Aim of the exercise: Every record that follows must be duplicated exactly, with images left out.

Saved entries
*-*-*

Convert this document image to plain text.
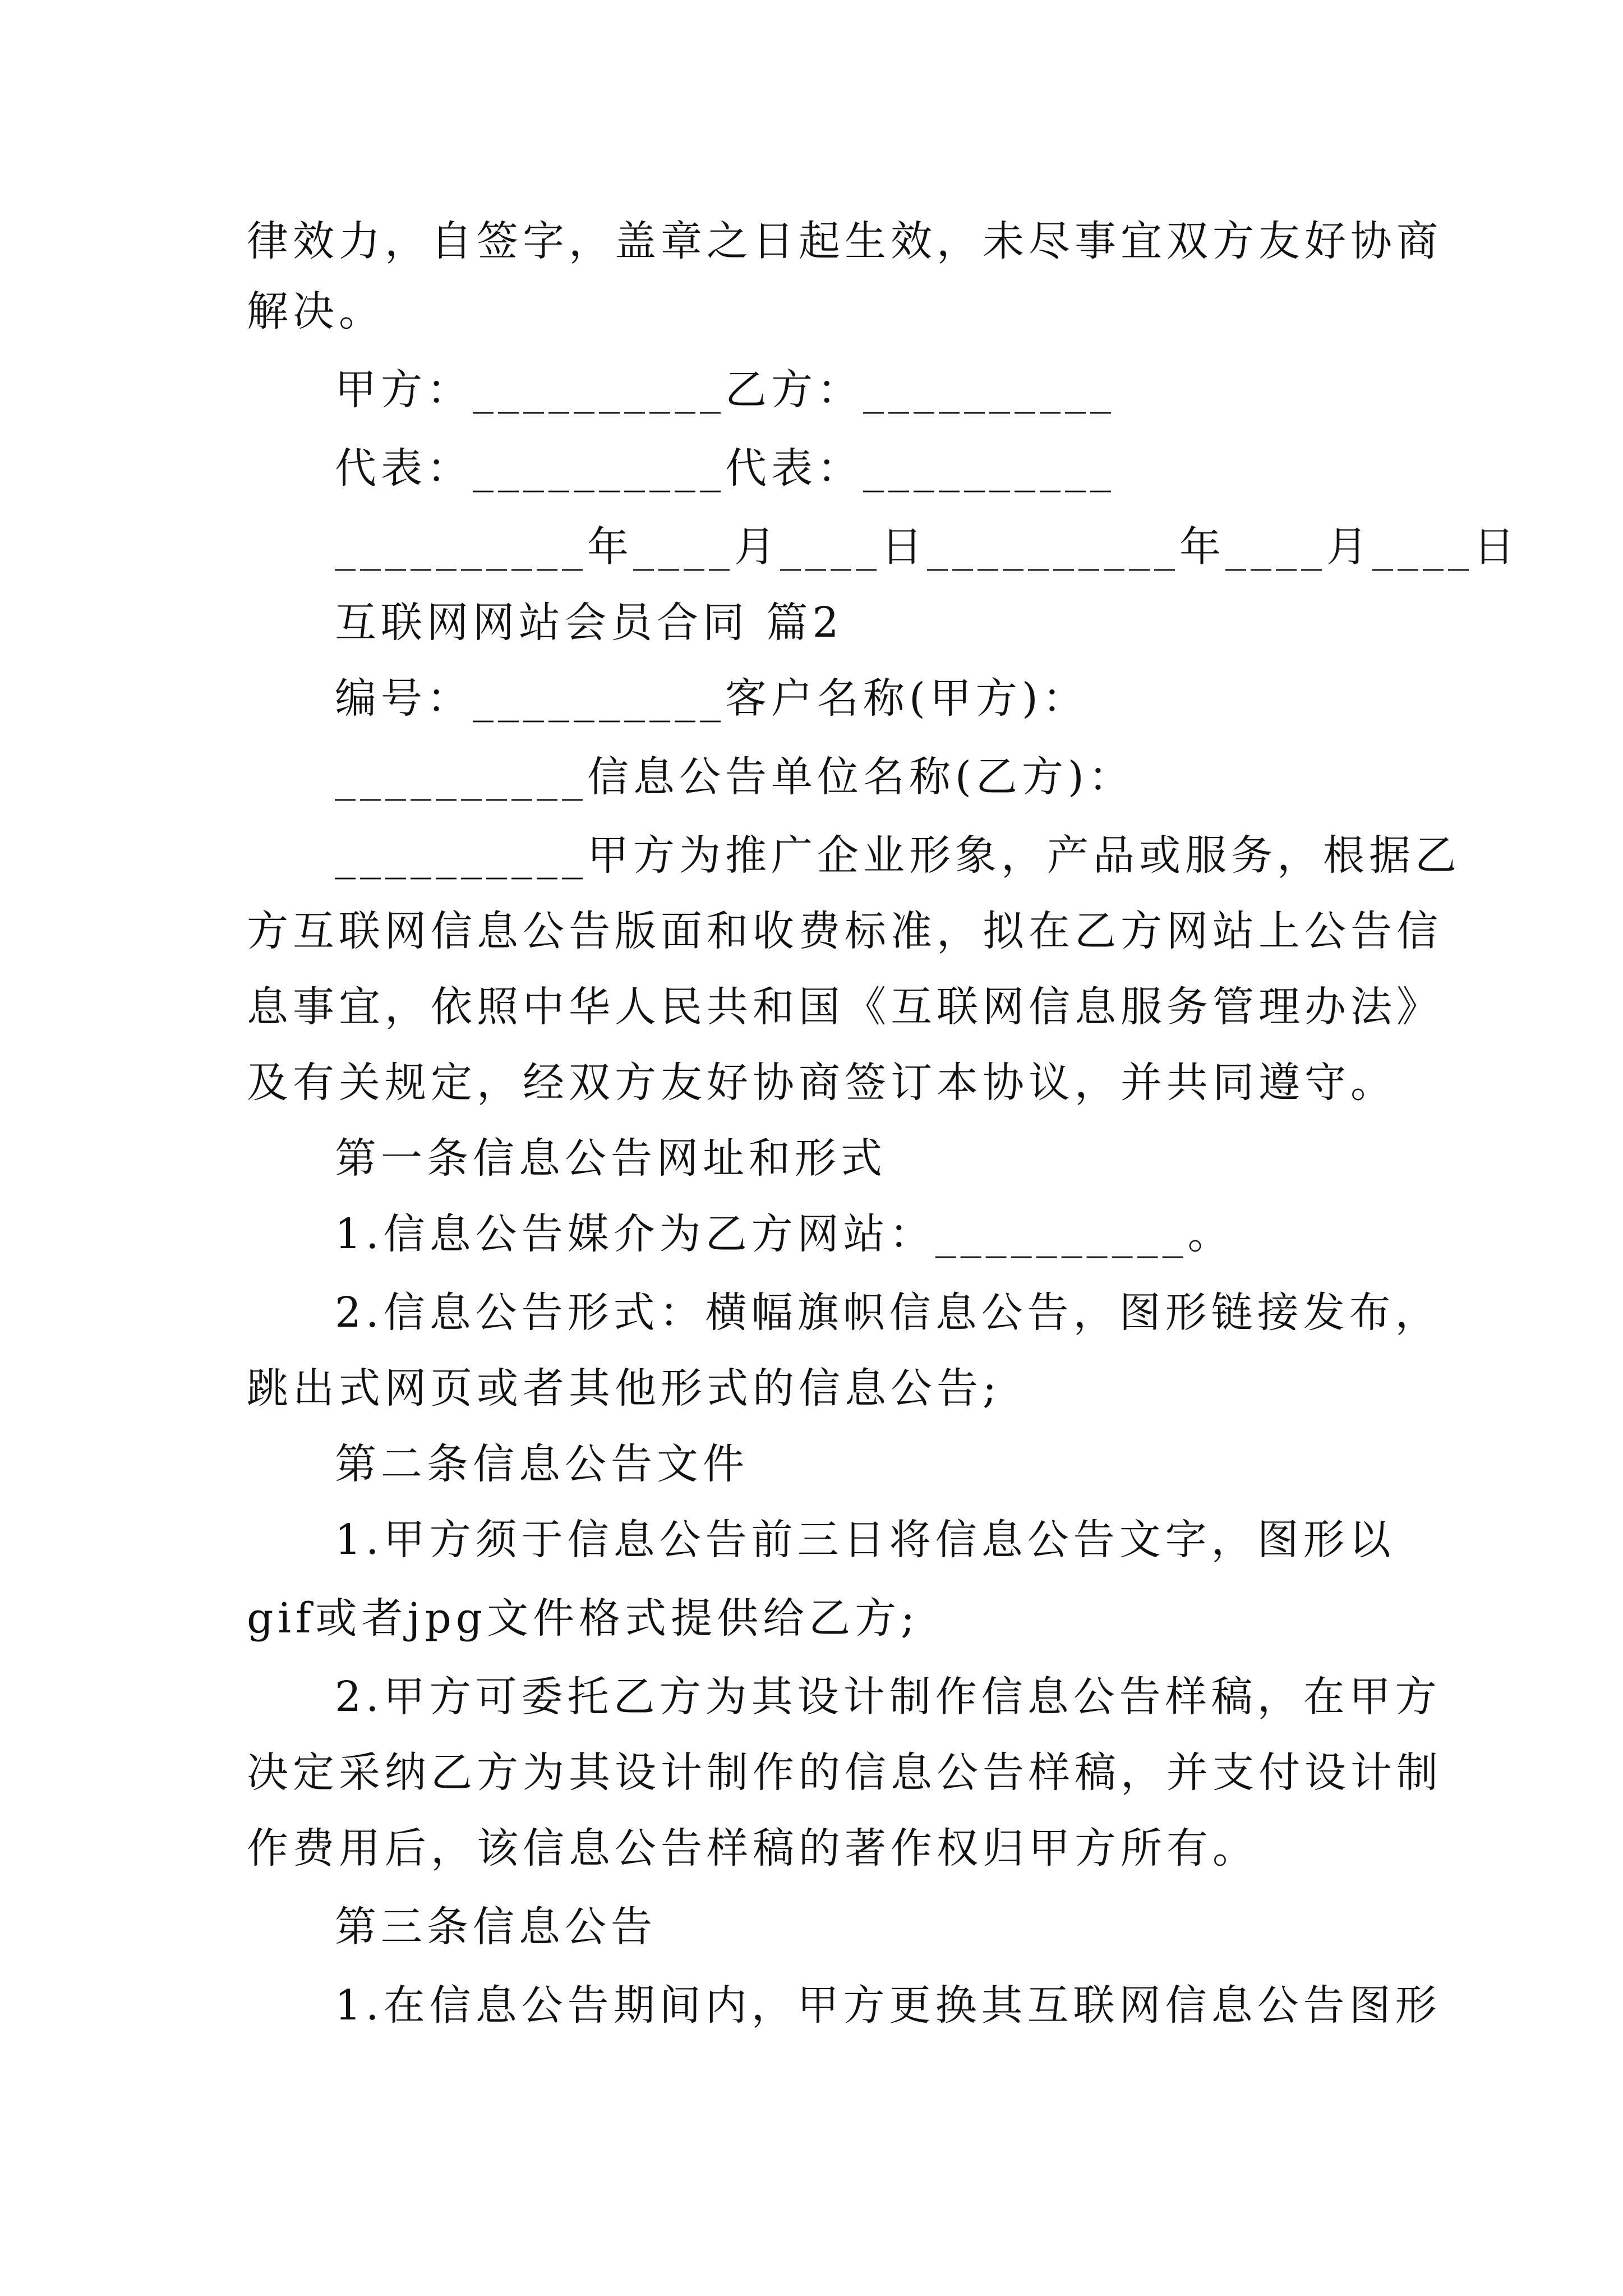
律效力，自签字，盖章之日起生效，未尽事宜双方友好协商
解决。
甲方：__________乙方：__________
代表：__________代表：__________
__________年____月____日__________年____月____日
互联网网站会员合同 篇2
编号：__________客户名称(甲方)：
__________信息公告单位名称(乙方)：
__________甲方为推广企业形象，产品或服务，根据乙
方互联网信息公告版面和收费标准，拟在乙方网站上公告信
息事宜，依照中华人民共和国《互联网信息服务管理办法》
及有关规定，经双方友好协商签订本协议，并共同遵守。
第一条信息公告网址和形式
1.信息公告媒介为乙方网站：__________。
2.信息公告形式：横幅旗帜信息公告，图形链接发布，
跳出式网页或者其他形式的信息公告;
第二条信息公告文件
1.甲方须于信息公告前三日将信息公告文字，图形以
gif或者jpg文件格式提供给乙方;
2.甲方可委托乙方为其设计制作信息公告样稿，在甲方
决定采纳乙方为其设计制作的信息公告样稿，并支付设计制
作费用后，该信息公告样稿的著作权归甲方所有。
第三条信息公告
1.在信息公告期间内，甲方更换其互联网信息公告图形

*-*-*

Written response:
Convert this document image to plain text.
律效力，自签字，盖章之日起生效，未尽事宜双方友好协商
解决。
甲方：__________乙方：__________
代表：__________代表：__________
__________年____月____日__________年____月____日
互联网网站会员合同 篇2
编号：__________客户名称(甲方)：
__________信息公告单位名称(乙方)：
__________甲方为推广企业形象，产品或服务，根据乙
方互联网信息公告版面和收费标准，拟在乙方网站上公告信
息事宜，依照中华人民共和国《互联网信息服务管理办法》
及有关规定，经双方友好协商签订本协议，并共同遵守。
第一条信息公告网址和形式
1.信息公告媒介为乙方网站：__________。
2.信息公告形式：横幅旗帜信息公告，图形链接发布，
跳出式网页或者其他形式的信息公告;
第二条信息公告文件
1.甲方须于信息公告前三日将信息公告文字，图形以
gif或者jpg文件格式提供给乙方;
2.甲方可委托乙方为其设计制作信息公告样稿，在甲方
决定采纳乙方为其设计制作的信息公告样稿，并支付设计制
作费用后，该信息公告样稿的著作权归甲方所有。
第三条信息公告
1.在信息公告期间内，甲方更换其互联网信息公告图形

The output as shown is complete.